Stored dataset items
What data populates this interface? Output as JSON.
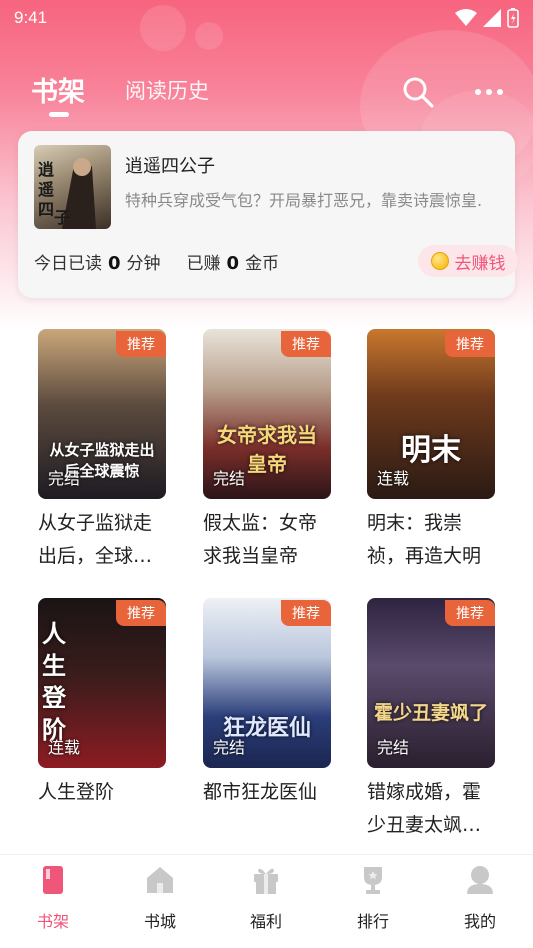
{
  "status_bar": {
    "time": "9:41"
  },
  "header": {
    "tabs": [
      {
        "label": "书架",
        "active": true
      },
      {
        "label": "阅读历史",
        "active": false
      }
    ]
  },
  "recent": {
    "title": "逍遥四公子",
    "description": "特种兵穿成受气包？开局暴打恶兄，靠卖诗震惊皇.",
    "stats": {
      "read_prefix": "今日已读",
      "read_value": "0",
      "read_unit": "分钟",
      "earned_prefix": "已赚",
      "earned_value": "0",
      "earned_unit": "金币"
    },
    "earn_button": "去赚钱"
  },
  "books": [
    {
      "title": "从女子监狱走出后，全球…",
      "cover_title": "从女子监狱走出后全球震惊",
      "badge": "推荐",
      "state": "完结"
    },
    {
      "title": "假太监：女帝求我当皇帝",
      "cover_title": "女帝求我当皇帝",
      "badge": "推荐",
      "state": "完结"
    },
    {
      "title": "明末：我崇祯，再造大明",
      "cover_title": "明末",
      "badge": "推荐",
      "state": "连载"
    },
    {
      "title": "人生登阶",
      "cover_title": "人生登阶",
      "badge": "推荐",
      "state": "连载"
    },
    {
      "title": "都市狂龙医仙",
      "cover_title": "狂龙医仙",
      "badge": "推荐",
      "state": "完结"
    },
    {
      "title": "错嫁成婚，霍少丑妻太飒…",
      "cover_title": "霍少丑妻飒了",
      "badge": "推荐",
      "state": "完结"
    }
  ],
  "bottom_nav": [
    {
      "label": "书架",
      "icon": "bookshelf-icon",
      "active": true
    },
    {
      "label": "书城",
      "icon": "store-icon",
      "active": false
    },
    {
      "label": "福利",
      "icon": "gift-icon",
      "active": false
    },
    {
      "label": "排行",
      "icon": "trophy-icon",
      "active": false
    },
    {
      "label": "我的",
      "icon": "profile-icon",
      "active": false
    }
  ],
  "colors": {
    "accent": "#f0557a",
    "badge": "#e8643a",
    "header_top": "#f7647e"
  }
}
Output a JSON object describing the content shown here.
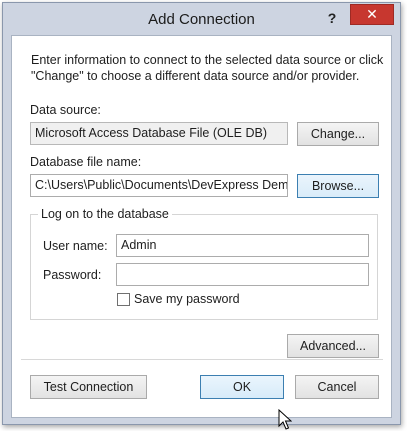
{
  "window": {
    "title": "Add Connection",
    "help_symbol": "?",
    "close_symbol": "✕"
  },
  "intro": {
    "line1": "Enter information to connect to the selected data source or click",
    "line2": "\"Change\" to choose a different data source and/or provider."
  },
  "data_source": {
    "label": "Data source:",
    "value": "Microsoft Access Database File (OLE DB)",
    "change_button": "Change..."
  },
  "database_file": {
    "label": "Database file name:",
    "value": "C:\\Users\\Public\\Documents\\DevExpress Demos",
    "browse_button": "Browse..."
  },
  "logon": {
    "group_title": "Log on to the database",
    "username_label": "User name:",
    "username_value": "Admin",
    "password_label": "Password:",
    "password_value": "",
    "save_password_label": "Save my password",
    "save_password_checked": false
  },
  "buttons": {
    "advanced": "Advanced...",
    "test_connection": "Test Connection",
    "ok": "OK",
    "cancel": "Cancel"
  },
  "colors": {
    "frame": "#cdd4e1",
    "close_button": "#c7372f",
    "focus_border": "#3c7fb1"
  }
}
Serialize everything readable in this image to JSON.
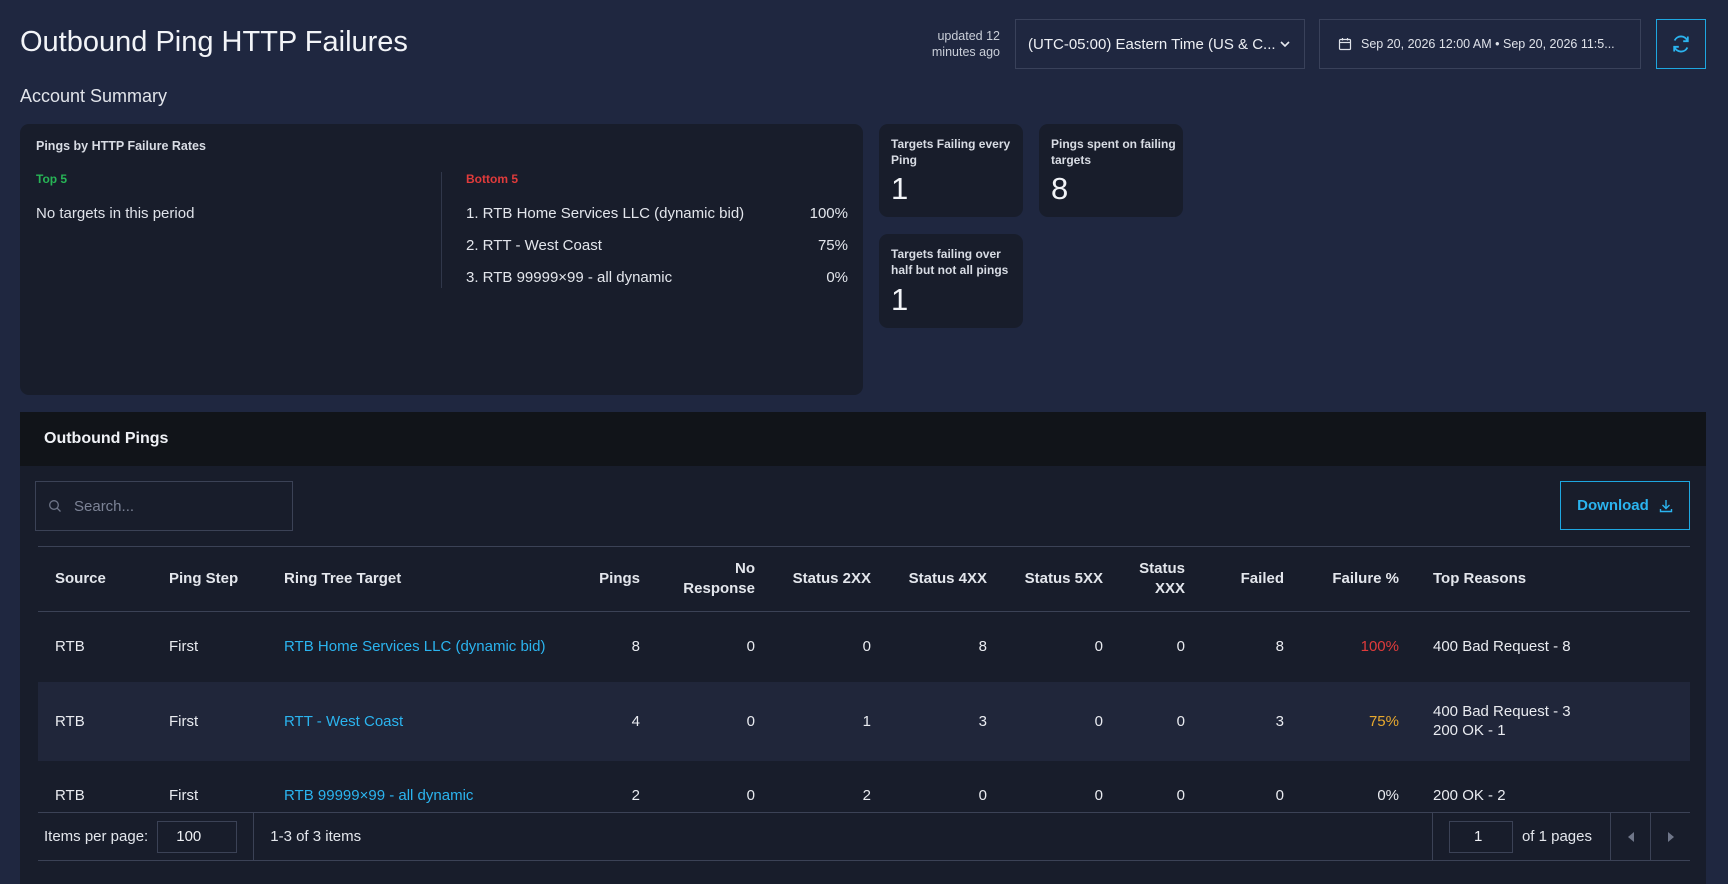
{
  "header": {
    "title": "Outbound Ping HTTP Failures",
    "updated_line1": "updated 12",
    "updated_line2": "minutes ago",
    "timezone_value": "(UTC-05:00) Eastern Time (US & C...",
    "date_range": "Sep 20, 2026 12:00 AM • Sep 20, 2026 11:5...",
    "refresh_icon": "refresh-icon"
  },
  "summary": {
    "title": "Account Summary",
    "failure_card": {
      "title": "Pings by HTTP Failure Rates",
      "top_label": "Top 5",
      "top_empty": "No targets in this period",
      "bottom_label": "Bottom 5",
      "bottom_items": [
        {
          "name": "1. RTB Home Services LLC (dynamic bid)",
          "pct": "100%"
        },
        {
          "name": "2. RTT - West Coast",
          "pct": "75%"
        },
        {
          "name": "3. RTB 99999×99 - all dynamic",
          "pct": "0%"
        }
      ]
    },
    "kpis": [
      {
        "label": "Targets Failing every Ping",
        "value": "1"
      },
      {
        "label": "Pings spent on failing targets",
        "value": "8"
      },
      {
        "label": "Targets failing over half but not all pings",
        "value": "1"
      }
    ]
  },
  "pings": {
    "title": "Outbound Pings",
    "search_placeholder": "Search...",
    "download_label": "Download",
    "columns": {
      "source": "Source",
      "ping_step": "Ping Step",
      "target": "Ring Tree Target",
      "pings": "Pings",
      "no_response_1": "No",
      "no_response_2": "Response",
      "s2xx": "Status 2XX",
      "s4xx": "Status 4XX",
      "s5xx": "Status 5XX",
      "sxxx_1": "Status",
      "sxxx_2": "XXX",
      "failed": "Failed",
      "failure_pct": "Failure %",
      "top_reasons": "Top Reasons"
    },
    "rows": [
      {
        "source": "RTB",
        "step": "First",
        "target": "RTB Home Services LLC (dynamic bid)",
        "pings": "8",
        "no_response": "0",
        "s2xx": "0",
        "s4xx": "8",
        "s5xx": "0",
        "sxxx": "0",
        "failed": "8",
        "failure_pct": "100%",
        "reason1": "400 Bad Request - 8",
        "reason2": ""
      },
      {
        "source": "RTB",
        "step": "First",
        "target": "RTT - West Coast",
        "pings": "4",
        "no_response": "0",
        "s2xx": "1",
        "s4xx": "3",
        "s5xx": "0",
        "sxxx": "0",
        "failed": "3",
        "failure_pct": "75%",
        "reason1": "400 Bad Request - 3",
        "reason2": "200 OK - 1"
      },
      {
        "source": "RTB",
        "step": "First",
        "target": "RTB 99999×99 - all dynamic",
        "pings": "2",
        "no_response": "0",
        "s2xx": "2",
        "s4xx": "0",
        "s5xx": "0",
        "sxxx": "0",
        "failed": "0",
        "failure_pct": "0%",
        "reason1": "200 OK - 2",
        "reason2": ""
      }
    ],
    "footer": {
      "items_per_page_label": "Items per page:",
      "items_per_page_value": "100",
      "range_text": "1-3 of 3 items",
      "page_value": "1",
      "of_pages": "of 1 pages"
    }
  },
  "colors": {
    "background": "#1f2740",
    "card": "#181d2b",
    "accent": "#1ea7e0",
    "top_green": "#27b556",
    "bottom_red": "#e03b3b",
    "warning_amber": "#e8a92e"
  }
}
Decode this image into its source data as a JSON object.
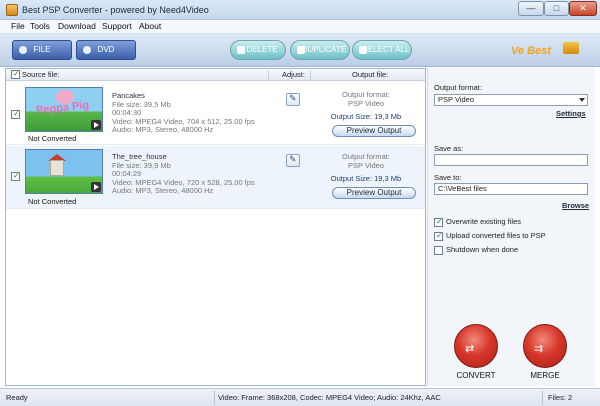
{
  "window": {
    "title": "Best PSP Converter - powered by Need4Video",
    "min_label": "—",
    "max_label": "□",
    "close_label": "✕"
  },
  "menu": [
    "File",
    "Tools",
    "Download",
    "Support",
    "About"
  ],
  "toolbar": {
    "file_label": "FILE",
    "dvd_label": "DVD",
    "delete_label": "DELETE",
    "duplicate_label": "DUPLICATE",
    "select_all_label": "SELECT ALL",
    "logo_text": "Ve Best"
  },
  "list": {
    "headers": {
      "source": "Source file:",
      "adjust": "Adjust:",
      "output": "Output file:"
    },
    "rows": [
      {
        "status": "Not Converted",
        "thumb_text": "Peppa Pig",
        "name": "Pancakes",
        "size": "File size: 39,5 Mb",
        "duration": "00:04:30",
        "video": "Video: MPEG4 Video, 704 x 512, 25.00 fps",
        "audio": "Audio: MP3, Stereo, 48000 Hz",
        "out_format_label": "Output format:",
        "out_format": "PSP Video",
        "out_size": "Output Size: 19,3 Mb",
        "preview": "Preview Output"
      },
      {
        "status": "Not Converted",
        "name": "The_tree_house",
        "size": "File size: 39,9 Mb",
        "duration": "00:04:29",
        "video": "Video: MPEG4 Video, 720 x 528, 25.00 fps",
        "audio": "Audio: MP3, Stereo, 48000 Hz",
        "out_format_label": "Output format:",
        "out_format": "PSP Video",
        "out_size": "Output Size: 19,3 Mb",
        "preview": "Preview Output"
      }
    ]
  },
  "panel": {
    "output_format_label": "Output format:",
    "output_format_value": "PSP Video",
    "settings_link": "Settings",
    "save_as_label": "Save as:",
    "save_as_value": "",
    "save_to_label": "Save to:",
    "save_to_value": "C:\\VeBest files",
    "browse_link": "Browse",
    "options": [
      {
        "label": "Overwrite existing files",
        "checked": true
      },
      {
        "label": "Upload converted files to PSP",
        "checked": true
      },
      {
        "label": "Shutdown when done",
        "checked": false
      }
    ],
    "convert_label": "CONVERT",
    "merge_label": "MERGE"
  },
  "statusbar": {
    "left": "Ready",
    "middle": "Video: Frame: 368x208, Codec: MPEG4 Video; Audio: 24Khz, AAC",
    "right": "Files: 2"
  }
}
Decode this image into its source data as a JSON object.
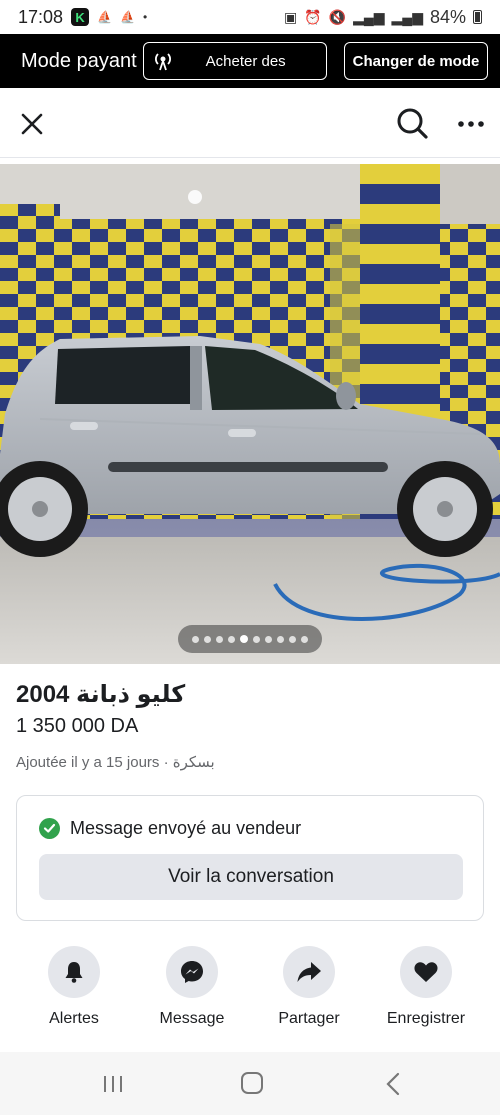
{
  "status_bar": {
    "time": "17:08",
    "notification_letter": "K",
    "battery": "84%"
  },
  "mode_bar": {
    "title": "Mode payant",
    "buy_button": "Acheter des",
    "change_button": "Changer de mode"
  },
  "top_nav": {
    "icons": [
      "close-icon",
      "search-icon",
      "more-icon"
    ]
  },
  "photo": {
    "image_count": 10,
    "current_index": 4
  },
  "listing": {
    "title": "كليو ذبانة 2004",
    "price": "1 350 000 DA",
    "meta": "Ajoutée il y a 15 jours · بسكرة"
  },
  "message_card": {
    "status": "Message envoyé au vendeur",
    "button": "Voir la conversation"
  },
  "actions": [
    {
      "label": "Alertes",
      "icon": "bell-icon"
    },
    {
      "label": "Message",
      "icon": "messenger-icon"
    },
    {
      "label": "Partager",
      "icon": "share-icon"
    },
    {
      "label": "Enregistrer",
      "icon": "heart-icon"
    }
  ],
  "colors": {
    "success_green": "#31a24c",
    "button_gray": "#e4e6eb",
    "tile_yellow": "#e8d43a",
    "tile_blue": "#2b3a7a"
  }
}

* **What the exercise asks**: From the listing above, copy every line that holds the string "Connection".

* **Reply to the exercise**:
    "title": "Add Connection",
    "test_connection": "Test Connection",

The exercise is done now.